-- Brief --
Extract the full listing below without altering a single character.
===== Record excerpts =====
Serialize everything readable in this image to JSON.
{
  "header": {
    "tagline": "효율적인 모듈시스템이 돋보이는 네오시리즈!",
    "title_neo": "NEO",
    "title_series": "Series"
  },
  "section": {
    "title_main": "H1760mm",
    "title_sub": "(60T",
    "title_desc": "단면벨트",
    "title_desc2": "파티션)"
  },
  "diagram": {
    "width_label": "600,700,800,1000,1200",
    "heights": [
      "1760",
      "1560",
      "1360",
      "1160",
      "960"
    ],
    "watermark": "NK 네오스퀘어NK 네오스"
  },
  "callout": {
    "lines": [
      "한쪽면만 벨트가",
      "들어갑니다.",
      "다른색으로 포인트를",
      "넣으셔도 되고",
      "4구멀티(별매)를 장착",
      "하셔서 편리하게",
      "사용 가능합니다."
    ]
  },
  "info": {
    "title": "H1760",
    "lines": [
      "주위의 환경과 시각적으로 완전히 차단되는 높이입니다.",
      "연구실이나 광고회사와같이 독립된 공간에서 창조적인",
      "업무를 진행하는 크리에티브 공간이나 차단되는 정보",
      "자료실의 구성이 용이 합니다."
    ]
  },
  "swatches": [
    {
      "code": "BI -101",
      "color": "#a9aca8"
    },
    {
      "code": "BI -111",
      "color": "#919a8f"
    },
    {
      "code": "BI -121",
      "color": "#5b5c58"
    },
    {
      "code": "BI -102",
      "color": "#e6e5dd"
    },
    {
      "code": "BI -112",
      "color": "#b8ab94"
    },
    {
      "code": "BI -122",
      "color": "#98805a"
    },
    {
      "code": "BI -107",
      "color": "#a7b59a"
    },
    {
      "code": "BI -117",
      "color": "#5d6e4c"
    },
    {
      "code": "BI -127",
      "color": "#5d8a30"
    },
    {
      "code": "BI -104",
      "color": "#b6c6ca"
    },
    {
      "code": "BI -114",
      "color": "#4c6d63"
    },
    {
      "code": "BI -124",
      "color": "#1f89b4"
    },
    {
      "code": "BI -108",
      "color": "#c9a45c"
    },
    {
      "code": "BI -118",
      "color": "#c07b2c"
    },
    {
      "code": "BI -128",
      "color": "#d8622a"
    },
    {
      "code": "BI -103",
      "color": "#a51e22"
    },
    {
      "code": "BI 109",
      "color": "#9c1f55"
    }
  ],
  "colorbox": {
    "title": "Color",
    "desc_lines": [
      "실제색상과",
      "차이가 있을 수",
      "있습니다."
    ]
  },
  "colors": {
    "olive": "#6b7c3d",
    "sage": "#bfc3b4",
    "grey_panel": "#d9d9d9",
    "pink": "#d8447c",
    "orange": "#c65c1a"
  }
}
=====
-- Answer for the task --
Serialize everything readable in this image to JSON.
{
  "header": {
    "tagline": "효율적인 모듈시스템이 돋보이는 네오시리즈!",
    "title_neo": "NEO",
    "title_series": "Series"
  },
  "section": {
    "title_main": "H1760mm",
    "title_sub": "(60T",
    "title_desc": "단면벨트",
    "title_desc2": "파티션)"
  },
  "diagram": {
    "width_label": "600,700,800,1000,1200",
    "heights": [
      "1760",
      "1560",
      "1360",
      "1160",
      "960"
    ],
    "watermark": "NK 네오스퀘어NK 네오스"
  },
  "callout": {
    "lines": [
      "한쪽면만 벨트가",
      "들어갑니다.",
      "다른색으로 포인트를",
      "넣으셔도 되고",
      "4구멀티(별매)를 장착",
      "하셔서 편리하게",
      "사용 가능합니다."
    ]
  },
  "info": {
    "title": "H1760",
    "lines": [
      "주위의 환경과 시각적으로 완전히 차단되는 높이입니다.",
      "연구실이나 광고회사와같이 독립된 공간에서 창조적인",
      "업무를 진행하는 크리에티브 공간이나 차단되는 정보",
      "자료실의 구성이 용이 합니다."
    ]
  },
  "swatches": [
    {
      "code": "BI -101",
      "color": "#a9aca8"
    },
    {
      "code": "BI -111",
      "color": "#919a8f"
    },
    {
      "code": "BI -121",
      "color": "#5b5c58"
    },
    {
      "code": "BI -102",
      "color": "#e6e5dd"
    },
    {
      "code": "BI -112",
      "color": "#b8ab94"
    },
    {
      "code": "BI -122",
      "color": "#98805a"
    },
    {
      "code": "BI -107",
      "color": "#a7b59a"
    },
    {
      "code": "BI -117",
      "color": "#5d6e4c"
    },
    {
      "code": "BI -127",
      "color": "#5d8a30"
    },
    {
      "code": "BI -104",
      "color": "#b6c6ca"
    },
    {
      "code": "BI -114",
      "color": "#4c6d63"
    },
    {
      "code": "BI -124",
      "color": "#1f89b4"
    },
    {
      "code": "BI -108",
      "color": "#c9a45c"
    },
    {
      "code": "BI -118",
      "color": "#c07b2c"
    },
    {
      "code": "BI -128",
      "color": "#d8622a"
    },
    {
      "code": "BI -103",
      "color": "#a51e22"
    },
    {
      "code": "BI 109",
      "color": "#9c1f55"
    }
  ],
  "colorbox": {
    "title": "Color",
    "desc_lines": [
      "실제색상과",
      "차이가 있을 수",
      "있습니다."
    ]
  },
  "colors": {
    "olive": "#6b7c3d",
    "sage": "#bfc3b4",
    "grey_panel": "#d9d9d9",
    "pink": "#d8447c",
    "orange": "#c65c1a"
  }
}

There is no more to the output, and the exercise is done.